>>
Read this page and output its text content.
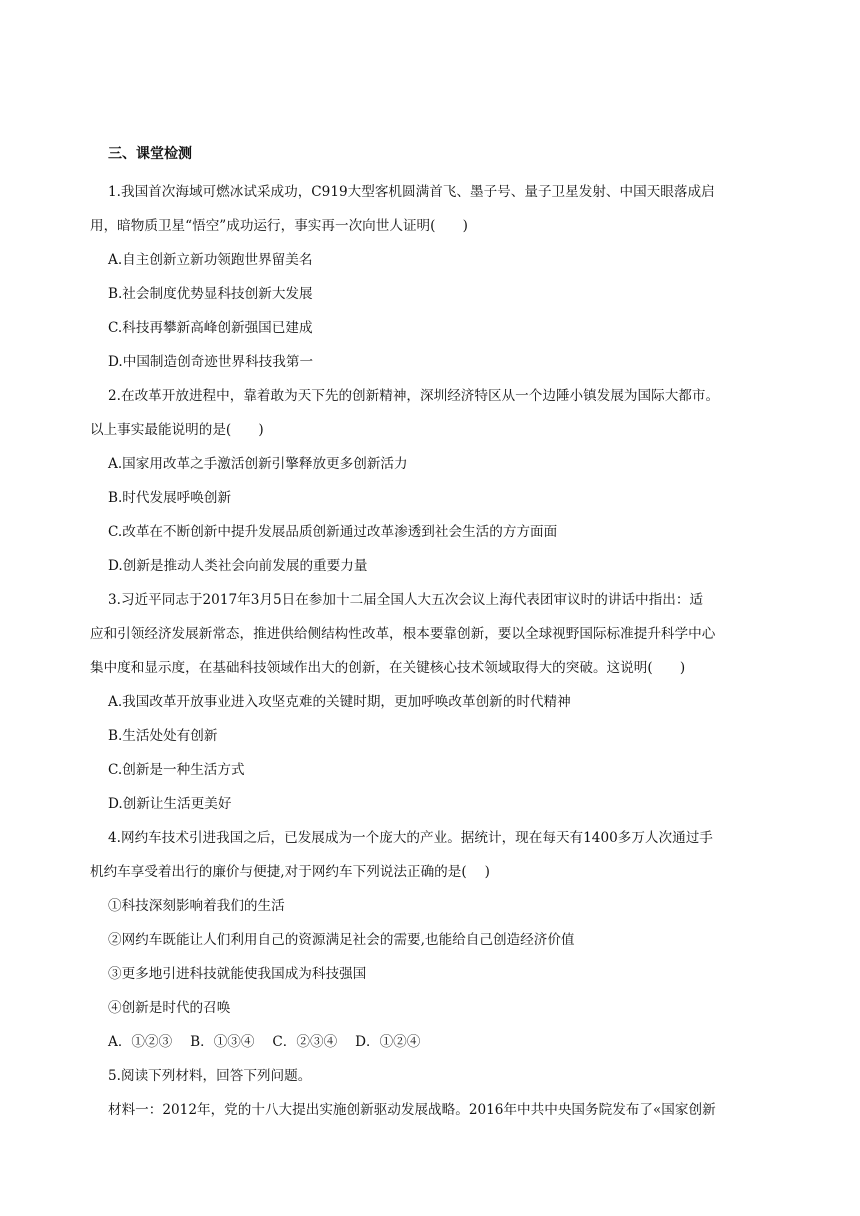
三、课堂检测

1.我国首次海域可燃冰试采成功，C919大型客机圆满首飞、墨子号、量子卫星发射、中国天眼落成启

用，暗物质卫星“悟空”成功运行，事实再一次向世人证明(　　)

A.自主创新立新功领跑世界留美名

B.社会制度优势显科技创新大发展

C.科技再攀新高峰创新强国已建成

D.中国制造创奇迹世界科技我第一

2.在改革开放进程中，靠着敢为天下先的创新精神，深圳经济特区从一个边陲小镇发展为国际大都市。

以上事实最能说明的是(　　)

A.国家用改革之手激活创新引擎释放更多创新活力

B.时代发展呼唤创新

C.改革在不断创新中提升发展品质创新通过改革渗透到社会生活的方方面面

D.创新是推动人类社会向前发展的重要力量

3.习近平同志于2017年3月5日在参加十二届全国人大五次会议上海代表团审议时的讲话中指出：适

应和引领经济发展新常态，推进供给侧结构性改革，根本要靠创新，要以全球视野国际标准提升科学中心

集中度和显示度，在基础科技领域作出大的创新，在关键核心技术领域取得大的突破。这说明(　　)

A.我国改革开放事业进入攻坚克难的关键时期，更加呼唤改革创新的时代精神

B.生活处处有创新

C.创新是一种生活方式

D.创新让生活更美好

4.网约车技术引进我国之后，已发展成为一个庞大的产业。据统计，现在每天有1400多万人次通过手

机约车享受着出行的廉价与便捷,对于网约车下列说法正确的是(　 )

①科技深刻影响着我们的生活

②网约车既能让人们利用自己的资源满足社会的需要,也能给自己创造经济价值

③更多地引进科技就能使我国成为科技强国

④创新是时代的召唤

A．①②③　 B．①③④　 C．②③④　 D．①②④

5.阅读下列材料，回答下列问题。

材料一：2012年，党的十八大提出实施创新驱动发展战略。2016年中共中央国务院发布了«国家创新
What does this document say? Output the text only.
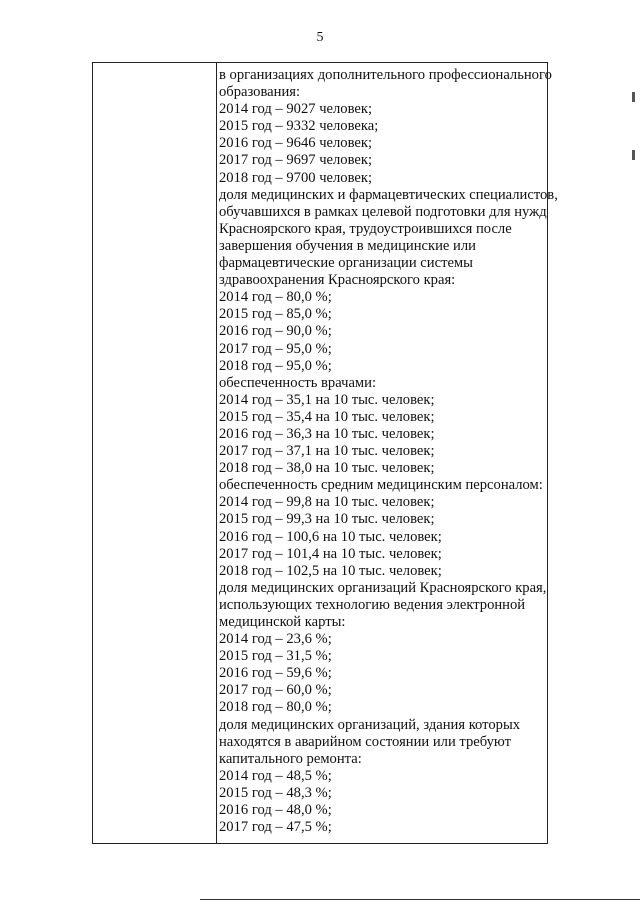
5
в организациях дополнительного профессионального
образования:
2014 год – 9027 человек;
2015 год – 9332 человека;
2016 год – 9646 человек;
2017 год – 9697 человек;
2018 год – 9700 человек;
доля медицинских и фармацевтических специалистов,
обучавшихся в рамках целевой подготовки для нужд
Красноярского края, трудоустроившихся после
завершения обучения в медицинские или
фармацевтические организации системы
здравоохранения Красноярского края:
2014 год – 80,0 %;
2015 год – 85,0 %;
2016 год – 90,0 %;
2017 год – 95,0 %;
2018 год – 95,0 %;
обеспеченность врачами:
2014 год – 35,1 на 10 тыс. человек;
2015 год – 35,4 на 10 тыс. человек;
2016 год – 36,3 на 10 тыс. человек;
2017 год – 37,1 на 10 тыс. человек;
2018 год – 38,0 на 10 тыс. человек;
обеспеченность средним медицинским персоналом:
2014 год – 99,8 на 10 тыс. человек;
2015 год – 99,3 на 10 тыс. человек;
2016 год – 100,6 на 10 тыс. человек;
2017 год – 101,4 на 10 тыс. человек;
2018 год – 102,5 на 10 тыс. человек;
доля медицинских организаций Красноярского края,
использующих технологию ведения электронной
медицинской карты:
2014 год – 23,6 %;
2015 год – 31,5 %;
2016 год – 59,6 %;
2017 год – 60,0 %;
2018 год – 80,0 %;
доля медицинских организаций, здания которых
находятся в аварийном состоянии или требуют
капитального ремонта:
2014 год – 48,5 %;
2015 год – 48,3 %;
2016 год – 48,0 %;
2017 год – 47,5 %;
<<
Stated task: Reproduce every line from the entries that holds the word "this".

Task solution:
Read this page and output its text content.
What does this document say? Output the text only.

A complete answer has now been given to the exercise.